▸ **Dataset content**
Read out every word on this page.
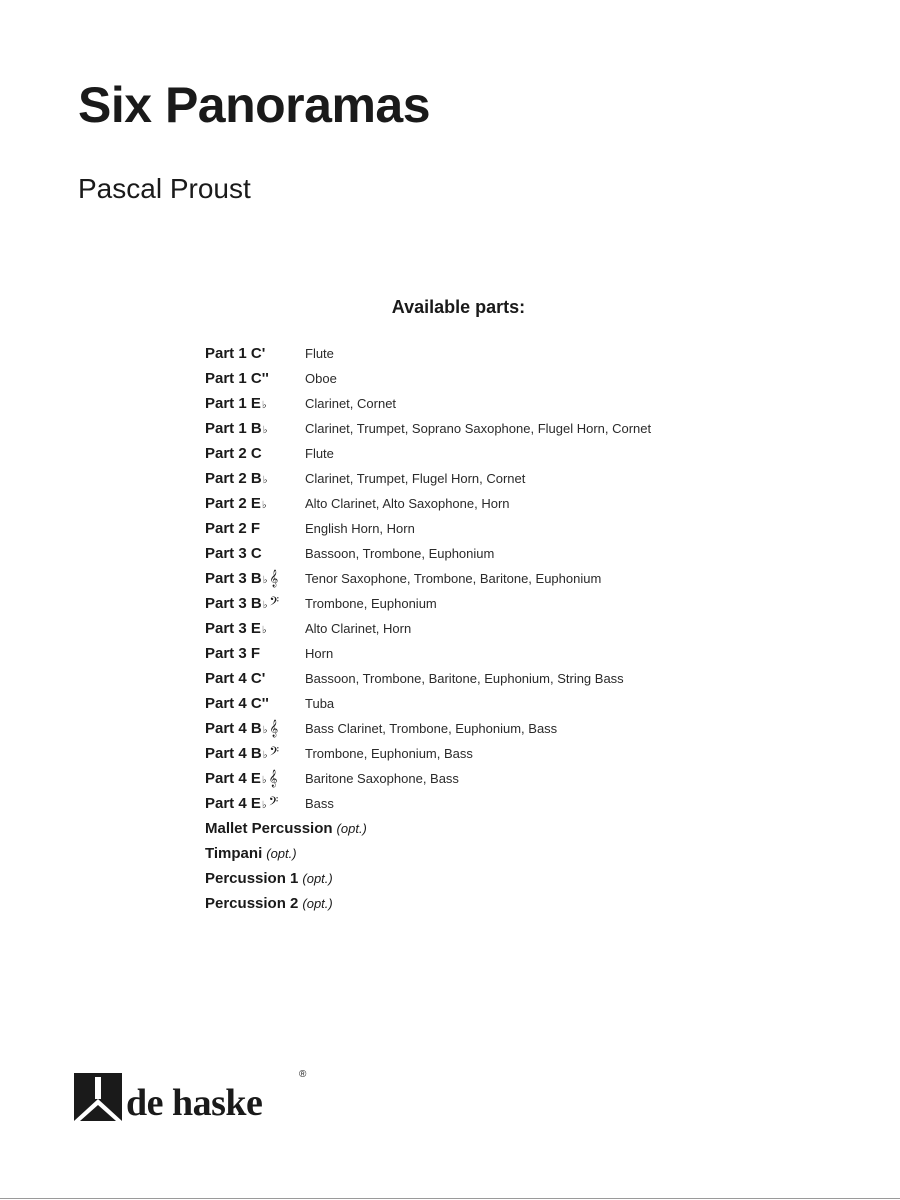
Six Panoramas
Pascal Proust
Available parts:
Part 1 C'	Flute
Part 1 C''	Oboe
Part 1 E♭	Clarinet, Cornet
Part 1 B♭	Clarinet, Trumpet, Soprano Saxophone, Flugel Horn, Cornet
Part 2 C	Flute
Part 2 B♭	Clarinet, Trumpet, Flugel Horn, Cornet
Part 2 E♭	Alto Clarinet, Alto Saxophone, Horn
Part 2 F	English Horn, Horn
Part 3 C	Bassoon, Trombone, Euphonium
Part 3 B♭ 𝄞	Tenor Saxophone, Trombone, Baritone, Euphonium
Part 3 B♭ 𝄢	Trombone, Euphonium
Part 3 E♭	Alto Clarinet, Horn
Part 3 F	Horn
Part 4 C'	Bassoon, Trombone, Baritone, Euphonium, String Bass
Part 4 C''	Tuba
Part 4 B♭ 𝄞	Bass Clarinet, Trombone, Euphonium, Bass
Part 4 B♭ 𝄢	Trombone, Euphonium, Bass
Part 4 E♭ 𝄞	Baritone Saxophone, Bass
Part 4 E♭ 𝄢	Bass
Mallet Percussion (opt.)
Timpani (opt.)
Percussion 1 (opt.)
Percussion 2 (opt.)
de haske
®
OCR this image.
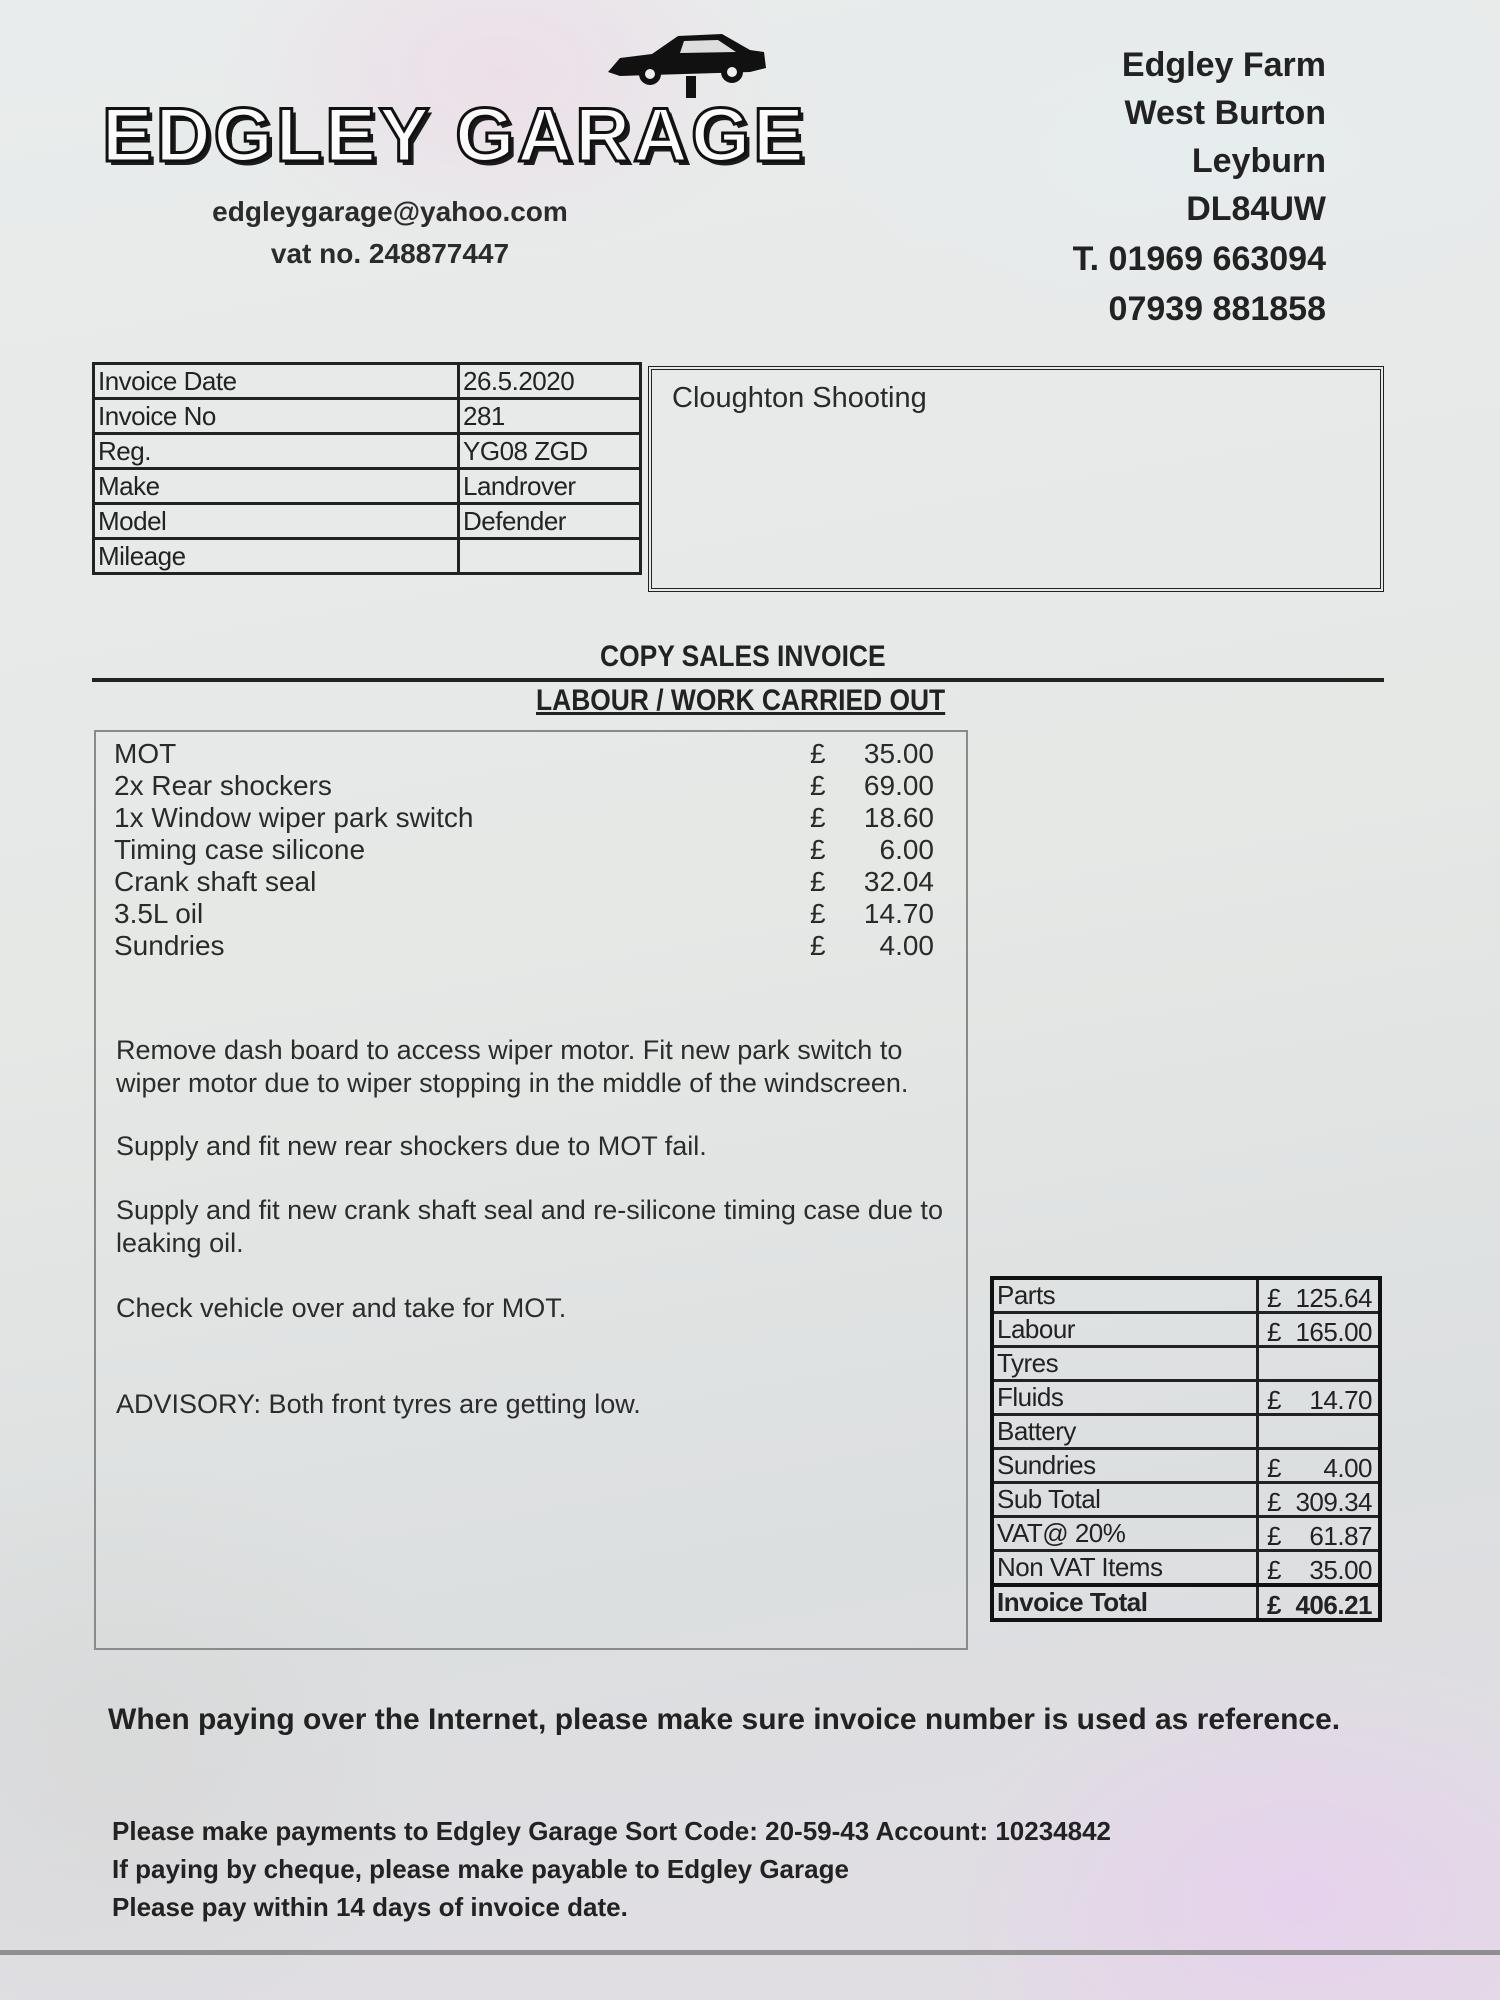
EDGLEY GARAGE
edgleygarage@yahoo.com
vat no. 248877447
Edgley Farm
West Burton
Leyburn
DL84UW
T. 01969 663094
07939 881858
Invoice Date	26.5.2020
Invoice No	281
Reg.	YG08 ZGD
Make	Landrover
Model	Defender
Mileage	
Cloughton Shooting
COPY SALES INVOICE
LABOUR / WORK CARRIED OUT
MOT	£	35.00
2x Rear shockers	£	69.00
1x Window wiper park switch	£	18.60
Timing case silicone	£	6.00
Crank shaft seal	£	32.04
3.5L oil	£	14.70
Sundries	£	4.00
Remove dash board to access wiper motor. Fit new park switch to wiper motor due to wiper stopping in the middle of the windscreen.
Supply and fit new rear shockers due to MOT fail.
Supply and fit new crank shaft seal and re-silicone timing case due to leaking oil.
Check vehicle over and take for MOT.
ADVISORY: Both front tyres are getting low.
Parts	£ 125.64

Labour	£ 165.00

Tyres	

Fluids	£ 14.70

Battery	

Sundries	£ 4.00

Sub Total	£ 309.34

VAT@ 20%	£ 61.87

Non VAT Items	£ 35.00

Invoice Total	£ 406.21
When paying over the Internet, please make sure invoice number is used as reference.
Please make payments to Edgley Garage Sort Code: 20-59-43 Account: 10234842
If paying by cheque, please make payable to Edgley Garage
Please pay within 14 days of invoice date.
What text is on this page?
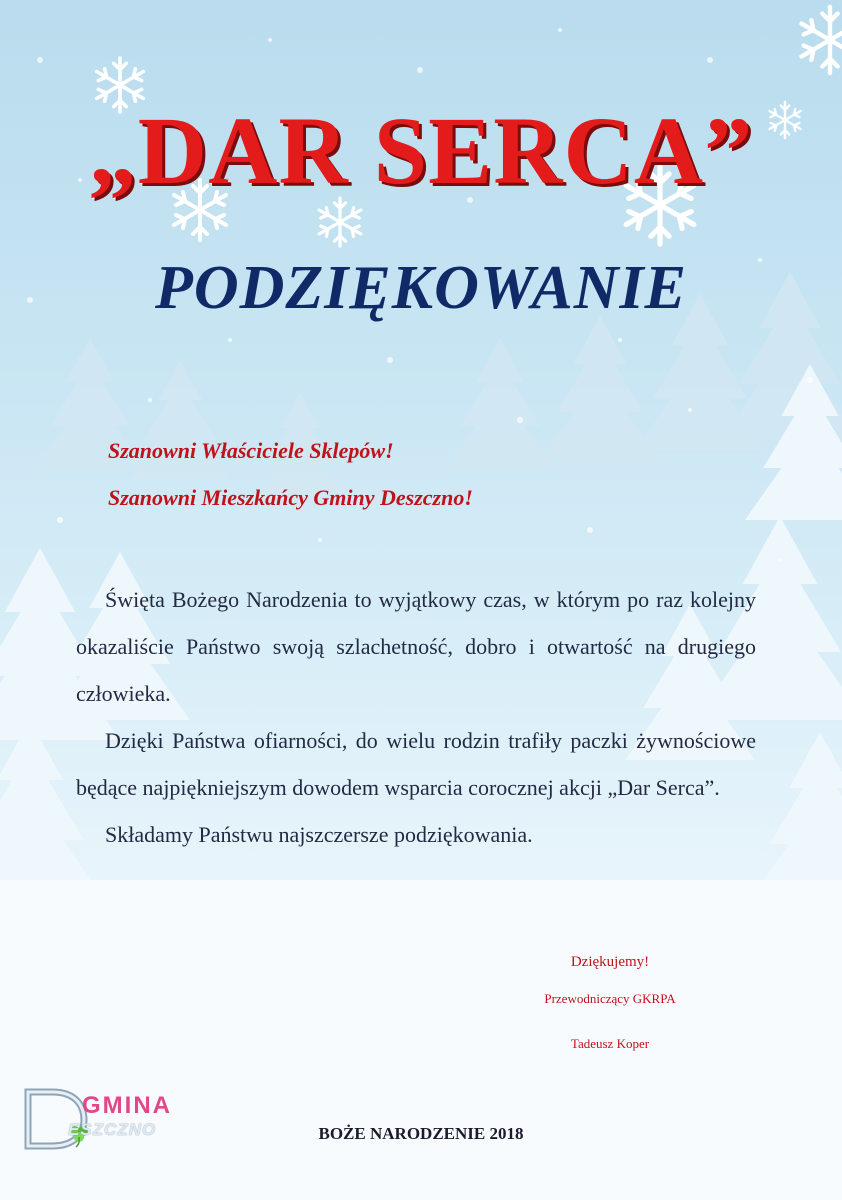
„DAR SERCA”
PODZIĘKOWANIE
Szanowni Właściciele Sklepów!
Szanowni Mieszkańcy Gminy Deszczno!

Święta Bożego Narodzenia to wyjątkowy czas, w którym po raz kolejny okazaliście Państwo swoją szlachetność, dobro i otwartość na drugiego człowieka.

Dzięki Państwa ofiarności, do wielu rodzin trafiły paczki żywnościowe będące najpiękniejszym dowodem wsparcia corocznej akcji „Dar Serca”.

Składamy Państwu najszczersze podziękowania.

Dziękujemy!
Przewodniczący GKRPA
Tadeusz Koper
GMINA
ESZCZNO	BOŻE NARODZENIE 2018
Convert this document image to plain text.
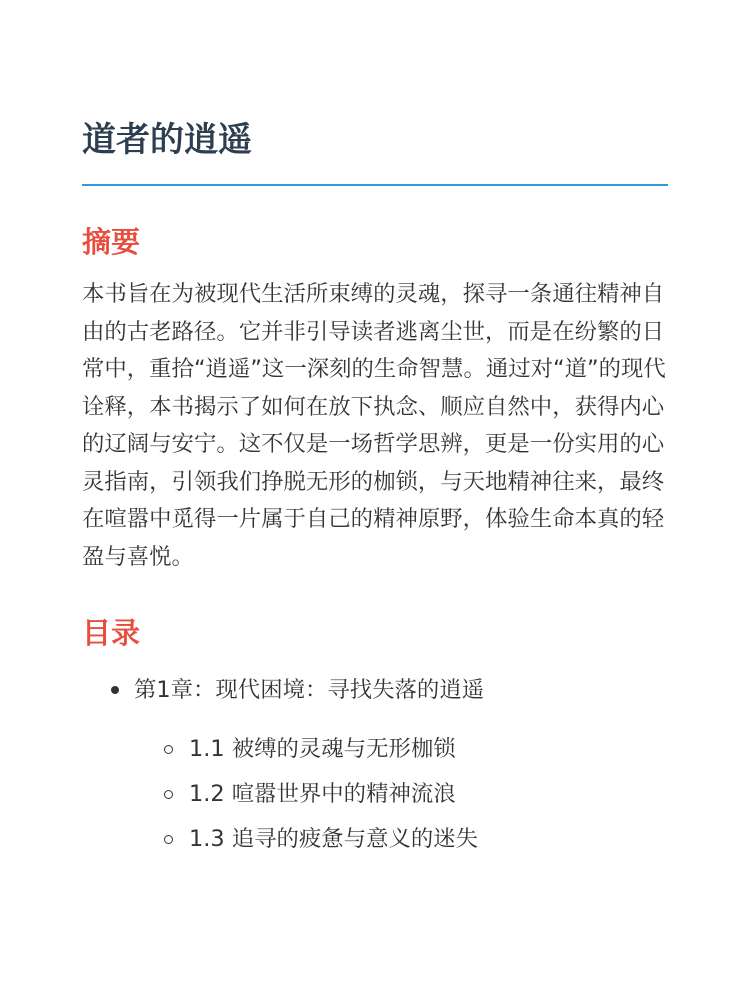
道者的逍遥
摘要

本书旨在为被现代生活所束缚的灵魂，探寻一条通往精神自由的古老路径。它并非引导读者逃离尘世，而是在纷繁的日常中，重拾“逍遥”这一深刻的生命智慧。通过对“道”的现代诠释，本书揭示了如何在放下执念、顺应自然中，获得内心的辽阔与安宁。这不仅是一场哲学思辨，更是一份实用的心灵指南，引领我们挣脱无形的枷锁，与天地精神往来，最终在喧嚣中觅得一片属于自己的精神原野，体验生命本真的轻盈与喜悦。

目录
第1章：现代困境：寻找失落的逍遥
1.1 被缚的灵魂与无形枷锁
1.2 喧嚣世界中的精神流浪
1.3 追寻的疲惫与意义的迷失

▸ **Objective**
Scan the data above; copy every line where "Szanowni" appears.

▸ **Result**
Szanowni Właściciele Sklepów!
Szanowni Mieszkańcy Gminy Deszczno!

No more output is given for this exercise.